Exercise objective.
The material below should be written out in full and exactly; pictures stay out of the copy.

[Part of a data file]
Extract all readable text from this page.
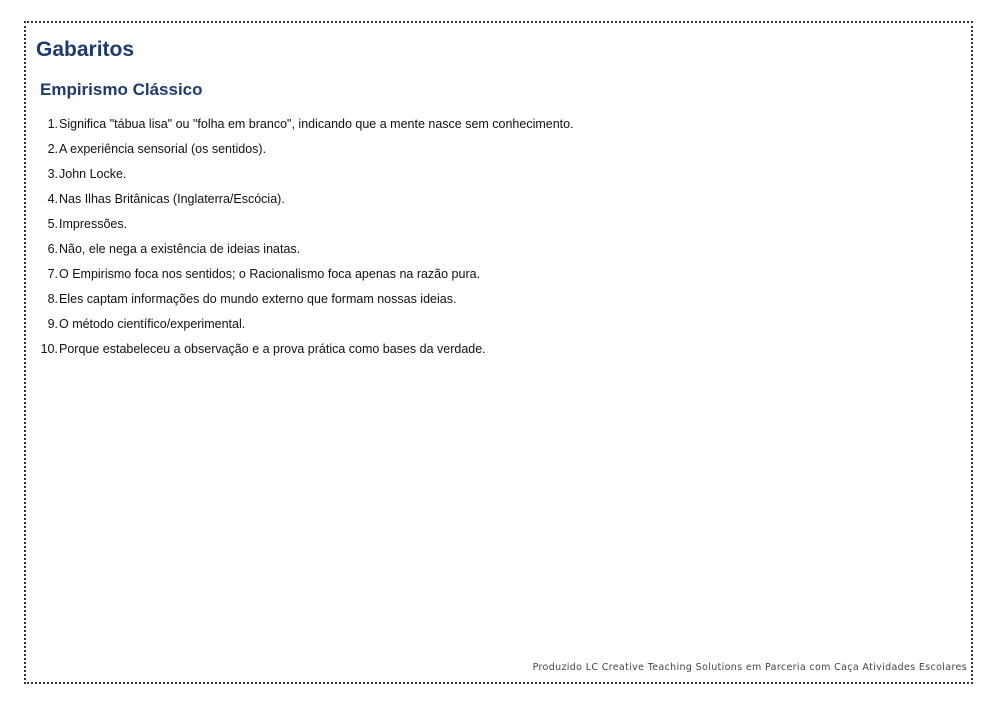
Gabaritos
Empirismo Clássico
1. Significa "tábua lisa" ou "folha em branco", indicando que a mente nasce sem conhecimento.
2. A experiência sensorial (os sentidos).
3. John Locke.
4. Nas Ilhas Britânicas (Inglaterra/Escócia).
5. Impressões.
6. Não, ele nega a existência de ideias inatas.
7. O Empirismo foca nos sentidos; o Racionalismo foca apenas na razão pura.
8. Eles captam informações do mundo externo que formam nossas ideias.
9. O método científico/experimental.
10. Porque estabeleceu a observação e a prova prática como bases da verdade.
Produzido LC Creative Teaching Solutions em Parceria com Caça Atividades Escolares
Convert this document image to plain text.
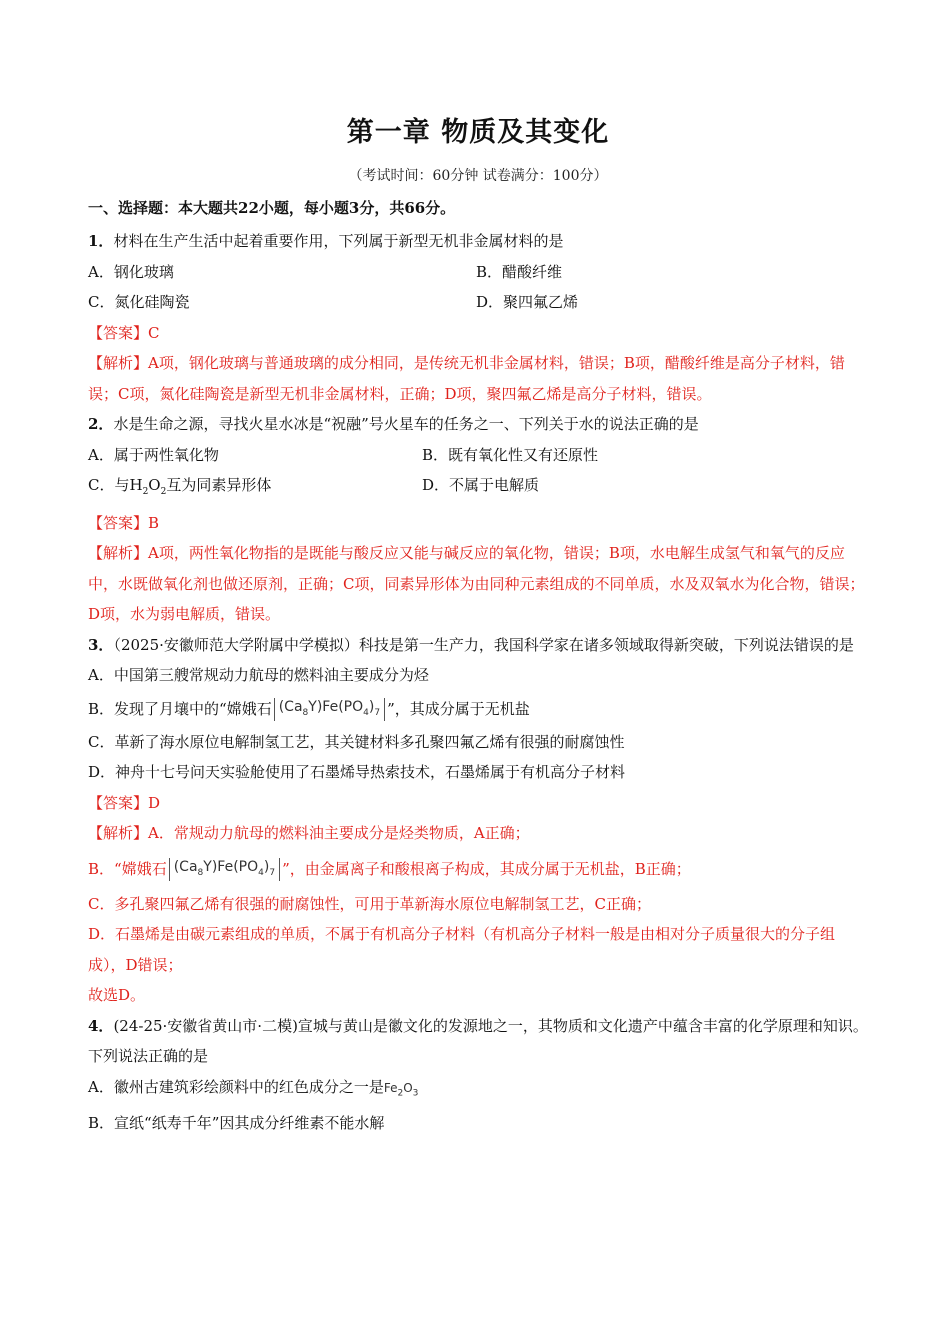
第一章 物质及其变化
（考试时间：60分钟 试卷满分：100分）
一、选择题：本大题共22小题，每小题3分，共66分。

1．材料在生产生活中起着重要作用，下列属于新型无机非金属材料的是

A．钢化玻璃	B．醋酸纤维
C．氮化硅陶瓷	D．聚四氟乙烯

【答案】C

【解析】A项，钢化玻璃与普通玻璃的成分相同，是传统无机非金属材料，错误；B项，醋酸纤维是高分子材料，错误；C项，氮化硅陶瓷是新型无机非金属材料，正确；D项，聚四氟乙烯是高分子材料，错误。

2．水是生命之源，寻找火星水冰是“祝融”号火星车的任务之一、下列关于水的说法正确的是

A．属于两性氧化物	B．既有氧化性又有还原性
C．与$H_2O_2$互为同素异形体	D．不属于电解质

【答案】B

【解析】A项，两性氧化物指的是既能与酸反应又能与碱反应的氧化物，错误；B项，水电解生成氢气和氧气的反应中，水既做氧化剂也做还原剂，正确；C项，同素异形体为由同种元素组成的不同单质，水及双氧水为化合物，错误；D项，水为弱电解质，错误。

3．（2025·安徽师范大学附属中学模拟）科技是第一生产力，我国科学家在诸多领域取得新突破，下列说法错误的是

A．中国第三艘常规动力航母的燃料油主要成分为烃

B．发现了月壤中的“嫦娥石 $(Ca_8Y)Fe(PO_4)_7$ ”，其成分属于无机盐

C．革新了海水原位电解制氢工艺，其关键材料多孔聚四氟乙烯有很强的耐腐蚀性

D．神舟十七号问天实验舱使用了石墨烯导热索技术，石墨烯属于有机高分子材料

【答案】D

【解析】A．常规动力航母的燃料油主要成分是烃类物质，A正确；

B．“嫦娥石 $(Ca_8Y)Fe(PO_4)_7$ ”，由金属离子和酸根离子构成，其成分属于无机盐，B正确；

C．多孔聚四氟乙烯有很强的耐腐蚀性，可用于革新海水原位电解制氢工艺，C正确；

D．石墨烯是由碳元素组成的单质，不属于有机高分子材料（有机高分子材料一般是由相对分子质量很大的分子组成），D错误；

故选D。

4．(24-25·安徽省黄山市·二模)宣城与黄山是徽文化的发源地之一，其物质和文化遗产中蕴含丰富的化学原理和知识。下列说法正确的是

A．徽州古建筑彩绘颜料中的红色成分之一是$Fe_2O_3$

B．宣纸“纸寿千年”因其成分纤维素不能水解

Answer to this exercise.
Extract all readable text from this page.
Gabaritos
Empirismo Clássico
1. Significa "tábua lisa" ou "folha em branco", indicando que a mente nasce sem conhecimento.
2. A experiência sensorial (os sentidos).
3. John Locke.
4. Nas Ilhas Britânicas (Inglaterra/Escócia).
5. Impressões.
6. Não, ele nega a existência de ideias inatas.
7. O Empirismo foca nos sentidos; o Racionalismo foca apenas na razão pura.
8. Eles captam informações do mundo externo que formam nossas ideias.
9. O método científico/experimental.
10. Porque estabeleceu a observação e a prova prática como bases da verdade.
Produzido LC Creative Teaching Solutions em Parceria com Caça Atividades Escolares
Convert this document image to plain text.
第一章 物质及其变化
（考试时间：60分钟 试卷满分：100分）
一、选择题：本大题共22小题，每小题3分，共66分。

1．材料在生产生活中起着重要作用，下列属于新型无机非金属材料的是

A．钢化玻璃	B．醋酸纤维
C．氮化硅陶瓷	D．聚四氟乙烯

【答案】C

【解析】A项，钢化玻璃与普通玻璃的成分相同，是传统无机非金属材料，错误；B项，醋酸纤维是高分子材料，错误；C项，氮化硅陶瓷是新型无机非金属材料，正确；D项，聚四氟乙烯是高分子材料，错误。

2．水是生命之源，寻找火星水冰是“祝融”号火星车的任务之一、下列关于水的说法正确的是

A．属于两性氧化物	B．既有氧化性又有还原性
C．与$H_2O_2$互为同素异形体	D．不属于电解质

【答案】B

【解析】A项，两性氧化物指的是既能与酸反应又能与碱反应的氧化物，错误；B项，水电解生成氢气和氧气的反应中，水既做氧化剂也做还原剂，正确；C项，同素异形体为由同种元素组成的不同单质，水及双氧水为化合物，错误；D项，水为弱电解质，错误。

3．（2025·安徽师范大学附属中学模拟）科技是第一生产力，我国科学家在诸多领域取得新突破，下列说法错误的是

A．中国第三艘常规动力航母的燃料油主要成分为烃

B．发现了月壤中的“嫦娥石 $(Ca_8Y)Fe(PO_4)_7$ ”，其成分属于无机盐

C．革新了海水原位电解制氢工艺，其关键材料多孔聚四氟乙烯有很强的耐腐蚀性

D．神舟十七号问天实验舱使用了石墨烯导热索技术，石墨烯属于有机高分子材料

【答案】D

【解析】A．常规动力航母的燃料油主要成分是烃类物质，A正确；

B．“嫦娥石 $(Ca_8Y)Fe(PO_4)_7$ ”，由金属离子和酸根离子构成，其成分属于无机盐，B正确；

C．多孔聚四氟乙烯有很强的耐腐蚀性，可用于革新海水原位电解制氢工艺，C正确；

D．石墨烯是由碳元素组成的单质，不属于有机高分子材料（有机高分子材料一般是由相对分子质量很大的分子组成），D错误；

故选D。

4．(24-25·安徽省黄山市·二模)宣城与黄山是徽文化的发源地之一，其物质和文化遗产中蕴含丰富的化学原理和知识。下列说法正确的是

A．徽州古建筑彩绘颜料中的红色成分之一是$Fe_2O_3$

B．宣纸“纸寿千年”因其成分纤维素不能水解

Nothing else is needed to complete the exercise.